### Your instructions
Find and copy each line of the records where the string "文中勾画" shows up.

### Data for the task
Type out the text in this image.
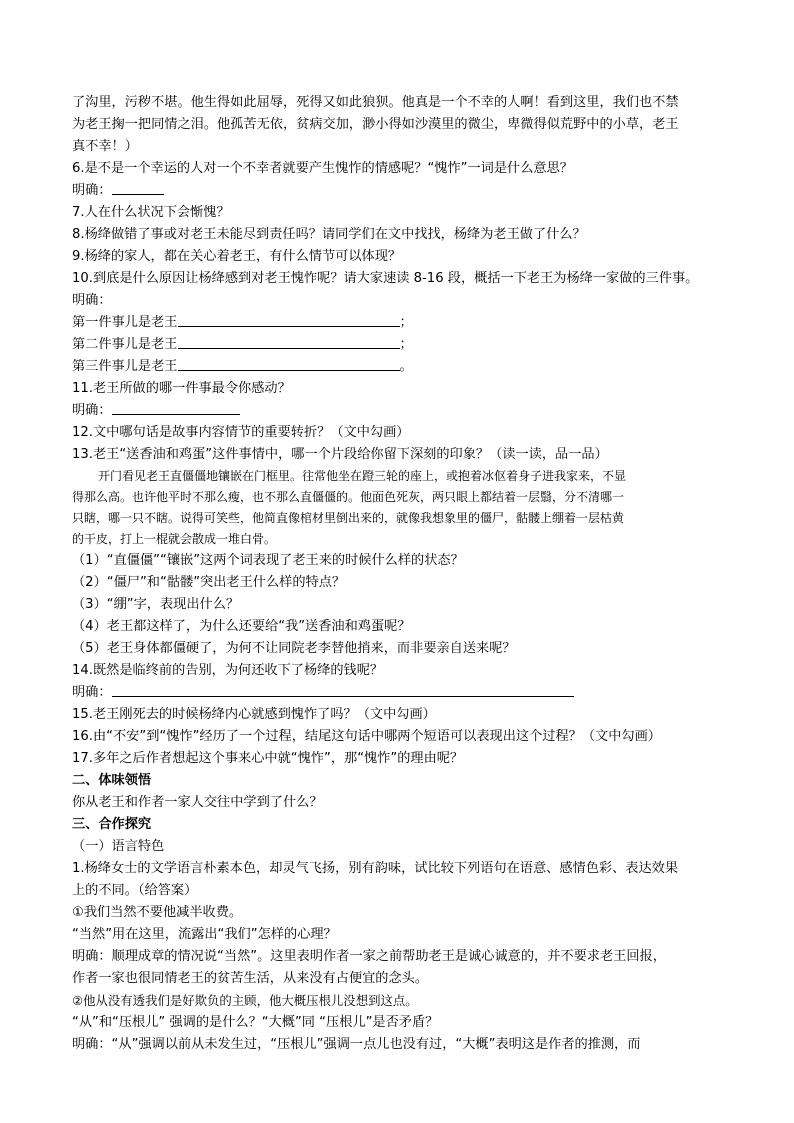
了沟里，污秽不堪。他生得如此屈辱，死得又如此狼狈。他真是一个不幸的人啊！看到这里，我们也不禁
为老王掬一把同情之泪。他孤苦无依，贫病交加，渺小得如沙漠里的微尘，卑微得似荒野中的小草，老王
真不幸！）
6.是不是一个幸运的人对一个不幸者就要产生愧怍的情感呢？“愧怍”一词是什么意思？
明确：
7.人在什么状况下会惭愧？
8.杨绛做错了事或对老王未能尽到责任吗？请同学们在文中找找，杨绛为老王做了什么？
9.杨绛的家人，都在关心着老王，有什么情节可以体现？
10.到底是什么原因让杨绛感到对老王愧怍呢？请大家速读 8-16 段，概括一下老王为杨绛一家做的三件事。
明确：
第一件事儿是老王	；
第二件事儿是老王	；
第三件事儿是老王	。
11.老王所做的哪一件事最令你感动？
明确：
12.文中哪句话是故事内容情节的重要转折？（文中勾画）
13.老王“送香油和鸡蛋”这件事情中，哪一个片段给你留下深刻的印象？（读一读，品一品）
开门看见老王直僵僵地镶嵌在门框里。往常他坐在蹬三轮的座上，或抱着冰伛着身子进我家来，不显
得那么高。也许他平时不那么瘦，也不那么直僵僵的。他面色死灰，两只眼上都结着一层翳，分不清哪一
只瞎，哪一只不瞎。说得可笑些，他简直像棺材里倒出来的，就像我想象里的僵尸，骷髅上绷着一层枯黄
的干皮，打上一棍就会散成一堆白骨。
（1）“直僵僵”“镶嵌”这两个词表现了老王来的时候什么样的状态？
（2）“僵尸”和“骷髅”突出老王什么样的特点？
（3）“绷”字，表现出什么？
（4）老王都这样了，为什么还要给“我”送香油和鸡蛋呢？
（5）老王身体都僵硬了，为何不让同院老李替他捎来，而非要亲自送来呢？
14.既然是临终前的告别，为何还收下了杨绛的钱呢？
明确：
15.老王刚死去的时候杨绛内心就感到愧怍了吗？（文中勾画）
16.由“不安”到“愧怍”经历了一个过程，结尾这句话中哪两个短语可以表现出这个过程？（文中勾画）
17.多年之后作者想起这个事来心中就“愧怍”，那“愧怍”的理由呢？
二、体味领悟
你从老王和作者一家人交往中学到了什么？
三、合作探究
（一）语言特色
1.杨绛女士的文学语言朴素本色，却灵气飞扬，别有韵味，试比较下列语句在语意、感情色彩、表达效果
上的不同。（给答案）
①我们当然不要他减半收费。
“当然”用在这里，流露出“我们”怎样的心理？
明确：顺理成章的情况说“当然”。这里表明作者一家之前帮助老王是诚心诚意的，并不要求老王回报，
作者一家也很同情老王的贫苦生活，从来没有占便宜的念头。
②他从没有透我们是好欺负的主顾，他大概压根儿没想到这点。
“从”和“压根儿” 强调的是什么？“大概”同 “压根儿”是否矛盾？
明确：“从”强调以前从未发生过，“压根儿”强调一点儿也没有过，“大概”表明这是作者的推测，而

### Written response
12.文中哪句话是故事内容情节的重要转折？（文中勾画）
15.老王刚死去的时候杨绛内心就感到愧怍了吗？（文中勾画）
16.由“不安”到“愧怍”经历了一个过程，结尾这句话中哪两个短语可以表现出这个过程？（文中勾画）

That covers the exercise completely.